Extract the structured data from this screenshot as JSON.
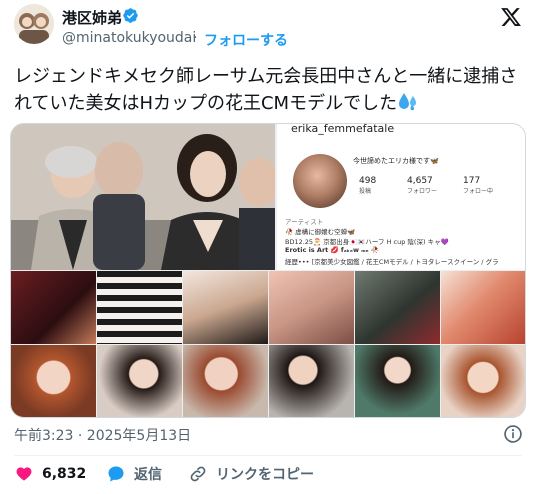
{
  "author": {
    "name": "港区姉弟",
    "handle": "@minatokukyoudai",
    "follow_label": "フォローする",
    "separator": "·"
  },
  "tweet": {
    "text": "レジェンドキメセク師レーサム元会長田中さんと一緒に逮捕されていた美女はHカップの花王CMモデルでした"
  },
  "media": {
    "instagram": {
      "username": "erika_femmefatale",
      "display_name": "今世諦めたエリカ様です🦋",
      "stats": [
        {
          "value": "498",
          "label": "投稿"
        },
        {
          "value": "4,657",
          "label": "フォロワー"
        },
        {
          "value": "177",
          "label": "フォロー中"
        }
      ],
      "category": "アーティスト",
      "bio_lines": [
        "🥀 虚構に御嬢む空蝉🦋",
        "BD12.25🎅 京都出身🇯🇵🇰🇷ハーフ H cup 陰(深) キャ💜",
        "Erotic is Art 💋  fₐₖₑw ₘₑ 🥀",
        "経歴••• [京都美少女図鑑 / 花王CMモデル / トヨタレースクイーン / グラ"
      ]
    }
  },
  "timestamp": "午前3:23 · 2025年5月13日",
  "actions": {
    "like_count": "6,832",
    "reply_label": "返信",
    "copy_link_label": "リンクをコピー"
  },
  "colors": {
    "accent": "#1d9bf0",
    "like": "#f91880",
    "text": "#0f1419",
    "muted": "#536471"
  },
  "icons": [
    "verified-badge-icon",
    "x-logo-icon",
    "droplets-emoji-icon",
    "info-icon",
    "heart-icon",
    "reply-icon",
    "link-icon"
  ]
}
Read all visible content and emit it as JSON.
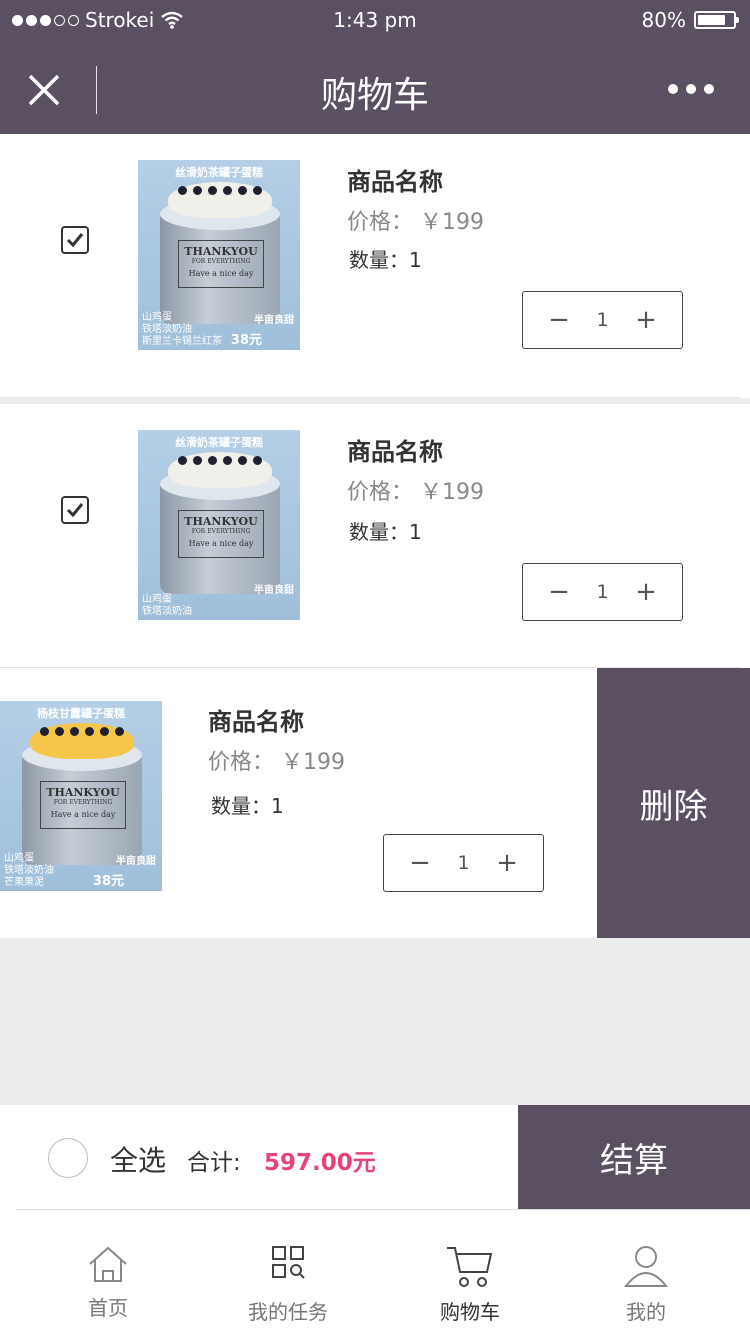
{
  "status_bar": {
    "carrier": "Strokei",
    "time": "1:43 pm",
    "battery": "80%",
    "battery_level": 0.8
  },
  "navbar": {
    "title": "购物车",
    "close_icon": "close-icon",
    "more_icon": "more-icon"
  },
  "items": [
    {
      "name": "商品名称",
      "price_label": "价格：",
      "price": "￥199",
      "qty_label": "数量：1",
      "qty": "1",
      "checked": true,
      "image_banner": "丝滑奶茶罐子蛋糕",
      "image_notes": "山鸡蛋\n铁塔淡奶油\n斯里兰卡锡兰红茶",
      "image_price": "38元",
      "image_brand": "半亩良甜"
    },
    {
      "name": "商品名称",
      "price_label": "价格：",
      "price": "￥199",
      "qty_label": "数量：1",
      "qty": "1",
      "checked": true,
      "image_banner": "丝滑奶茶罐子蛋糕",
      "image_notes": "山鸡蛋\n铁塔淡奶油",
      "image_brand": "半亩良甜"
    },
    {
      "name": "商品名称",
      "price_label": "价格：",
      "price": "￥199",
      "qty_label": "数量：1",
      "qty": "1",
      "checked": false,
      "image_banner": "杨枝甘露罐子蛋糕",
      "image_notes": "山鸡蛋\n铁塔淡奶油\n芒果果泥",
      "image_price": "38元",
      "image_brand": "半亩良甜",
      "delete_label": "删除"
    }
  ],
  "image_label": {
    "big": "THANKYOU",
    "small": "FOR EVERYTHING",
    "nice": "Have a nice day"
  },
  "checkout": {
    "select_all": "全选",
    "total_label": "合计:",
    "total_value": "597.00元",
    "settle_label": "结算"
  },
  "tabbar": [
    {
      "label": "首页",
      "icon": "home-icon",
      "active": false
    },
    {
      "label": "我的任务",
      "icon": "task-grid-icon",
      "active": false
    },
    {
      "label": "购物车",
      "icon": "cart-icon",
      "active": true
    },
    {
      "label": "我的",
      "icon": "user-icon",
      "active": false
    }
  ],
  "colors": {
    "primary": "#5a5061",
    "accent": "#e8427b",
    "background": "#ececec"
  }
}
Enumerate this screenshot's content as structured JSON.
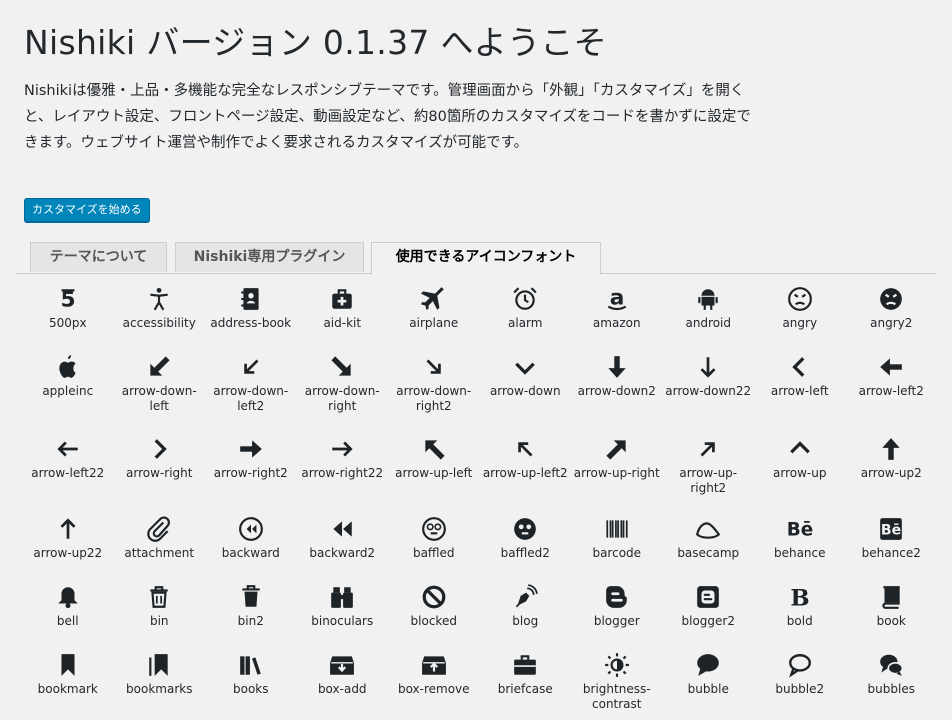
{
  "header": {
    "title": "Nishiki バージョン 0.1.37 へようこそ",
    "intro": "Nishikiは優雅・上品・多機能な完全なレスポンシブテーマです。管理画面から「外観」「カスタマイズ」を開くと、レイアウト設定、フロントページ設定、動画設定など、約80箇所のカスタマイズをコードを書かずに設定できます。ウェブサイト運営や制作でよく要求されるカスタマイズが可能です。",
    "start_button": "カスタマイズを始める"
  },
  "tabs": [
    {
      "label": "テーマについて",
      "active": false
    },
    {
      "label": "Nishiki専用プラグイン",
      "active": false
    },
    {
      "label": "使用できるアイコンフォント",
      "active": true
    }
  ],
  "icons": [
    {
      "name": "500px",
      "icon": "500px-icon"
    },
    {
      "name": "accessibility",
      "icon": "accessibility-icon"
    },
    {
      "name": "address-book",
      "icon": "address-book-icon"
    },
    {
      "name": "aid-kit",
      "icon": "aid-kit-icon"
    },
    {
      "name": "airplane",
      "icon": "airplane-icon"
    },
    {
      "name": "alarm",
      "icon": "alarm-icon"
    },
    {
      "name": "amazon",
      "icon": "amazon-icon"
    },
    {
      "name": "android",
      "icon": "android-icon"
    },
    {
      "name": "angry",
      "icon": "angry-icon"
    },
    {
      "name": "angry2",
      "icon": "angry2-icon"
    },
    {
      "name": "appleinc",
      "icon": "appleinc-icon"
    },
    {
      "name": "arrow-down-left",
      "icon": "arrow-down-left-icon"
    },
    {
      "name": "arrow-down-left2",
      "icon": "arrow-down-left2-icon"
    },
    {
      "name": "arrow-down-right",
      "icon": "arrow-down-right-icon"
    },
    {
      "name": "arrow-down-right2",
      "icon": "arrow-down-right2-icon"
    },
    {
      "name": "arrow-down",
      "icon": "arrow-down-icon"
    },
    {
      "name": "arrow-down2",
      "icon": "arrow-down2-icon"
    },
    {
      "name": "arrow-down22",
      "icon": "arrow-down22-icon"
    },
    {
      "name": "arrow-left",
      "icon": "arrow-left-icon"
    },
    {
      "name": "arrow-left2",
      "icon": "arrow-left2-icon"
    },
    {
      "name": "arrow-left22",
      "icon": "arrow-left22-icon"
    },
    {
      "name": "arrow-right",
      "icon": "arrow-right-icon"
    },
    {
      "name": "arrow-right2",
      "icon": "arrow-right2-icon"
    },
    {
      "name": "arrow-right22",
      "icon": "arrow-right22-icon"
    },
    {
      "name": "arrow-up-left",
      "icon": "arrow-up-left-icon"
    },
    {
      "name": "arrow-up-left2",
      "icon": "arrow-up-left2-icon"
    },
    {
      "name": "arrow-up-right",
      "icon": "arrow-up-right-icon"
    },
    {
      "name": "arrow-up-right2",
      "icon": "arrow-up-right2-icon"
    },
    {
      "name": "arrow-up",
      "icon": "arrow-up-icon"
    },
    {
      "name": "arrow-up2",
      "icon": "arrow-up2-icon"
    },
    {
      "name": "arrow-up22",
      "icon": "arrow-up22-icon"
    },
    {
      "name": "attachment",
      "icon": "attachment-icon"
    },
    {
      "name": "backward",
      "icon": "backward-icon"
    },
    {
      "name": "backward2",
      "icon": "backward2-icon"
    },
    {
      "name": "baffled",
      "icon": "baffled-icon"
    },
    {
      "name": "baffled2",
      "icon": "baffled2-icon"
    },
    {
      "name": "barcode",
      "icon": "barcode-icon"
    },
    {
      "name": "basecamp",
      "icon": "basecamp-icon"
    },
    {
      "name": "behance",
      "icon": "behance-icon"
    },
    {
      "name": "behance2",
      "icon": "behance2-icon"
    },
    {
      "name": "bell",
      "icon": "bell-icon"
    },
    {
      "name": "bin",
      "icon": "bin-icon"
    },
    {
      "name": "bin2",
      "icon": "bin2-icon"
    },
    {
      "name": "binoculars",
      "icon": "binoculars-icon"
    },
    {
      "name": "blocked",
      "icon": "blocked-icon"
    },
    {
      "name": "blog",
      "icon": "blog-icon"
    },
    {
      "name": "blogger",
      "icon": "blogger-icon"
    },
    {
      "name": "blogger2",
      "icon": "blogger2-icon"
    },
    {
      "name": "bold",
      "icon": "bold-icon"
    },
    {
      "name": "book",
      "icon": "book-icon"
    },
    {
      "name": "bookmark",
      "icon": "bookmark-icon"
    },
    {
      "name": "bookmarks",
      "icon": "bookmarks-icon"
    },
    {
      "name": "books",
      "icon": "books-icon"
    },
    {
      "name": "box-add",
      "icon": "box-add-icon"
    },
    {
      "name": "box-remove",
      "icon": "box-remove-icon"
    },
    {
      "name": "briefcase",
      "icon": "briefcase-icon"
    },
    {
      "name": "brightness-contrast",
      "icon": "brightness-contrast-icon"
    },
    {
      "name": "bubble",
      "icon": "bubble-icon"
    },
    {
      "name": "bubble2",
      "icon": "bubble2-icon"
    },
    {
      "name": "bubbles",
      "icon": "bubbles-icon"
    }
  ]
}
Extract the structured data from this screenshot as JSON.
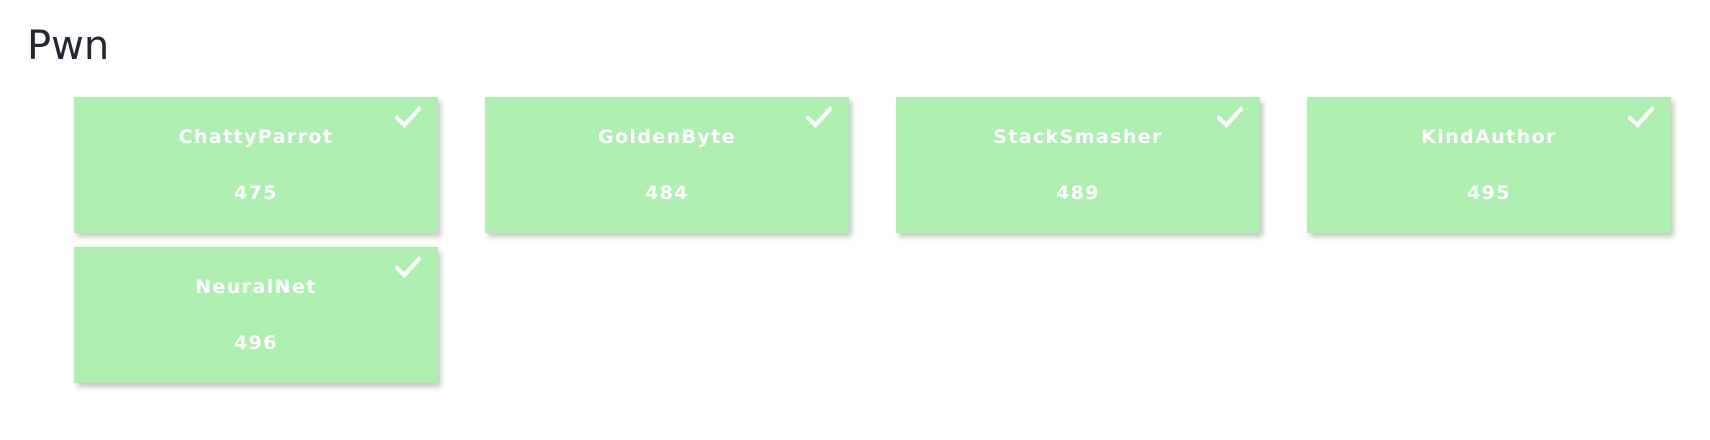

## TASK PROMPT
Go through the listing above and list every line that has the word "accessibility".

## EXERCISE OUTPUT
      "name": "accessibility",
      "icon": "accessibility-icon"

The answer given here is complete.